[START]

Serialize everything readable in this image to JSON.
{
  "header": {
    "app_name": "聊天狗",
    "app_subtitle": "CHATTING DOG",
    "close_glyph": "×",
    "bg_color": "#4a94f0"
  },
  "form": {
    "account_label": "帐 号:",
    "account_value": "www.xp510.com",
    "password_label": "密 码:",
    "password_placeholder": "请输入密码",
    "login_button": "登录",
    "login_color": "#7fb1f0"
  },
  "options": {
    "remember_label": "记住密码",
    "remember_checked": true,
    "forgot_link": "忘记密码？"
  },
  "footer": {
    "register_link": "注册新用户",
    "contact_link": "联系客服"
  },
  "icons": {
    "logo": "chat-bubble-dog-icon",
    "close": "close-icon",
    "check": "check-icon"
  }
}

[END]

(Requirement): Copy each line of the data above without altering a single character.

(Response to this task):
Serialize everything readable in this image to JSON.
{
  "header": {
    "app_name": "聊天狗",
    "app_subtitle": "CHATTING DOG",
    "close_glyph": "×",
    "bg_color": "#4a94f0"
  },
  "form": {
    "account_label": "帐 号:",
    "account_value": "www.xp510.com",
    "password_label": "密 码:",
    "password_placeholder": "请输入密码",
    "login_button": "登录",
    "login_color": "#7fb1f0"
  },
  "options": {
    "remember_label": "记住密码",
    "remember_checked": true,
    "forgot_link": "忘记密码？"
  },
  "footer": {
    "register_link": "注册新用户",
    "contact_link": "联系客服"
  },
  "icons": {
    "logo": "chat-bubble-dog-icon",
    "close": "close-icon",
    "check": "check-icon"
  }
}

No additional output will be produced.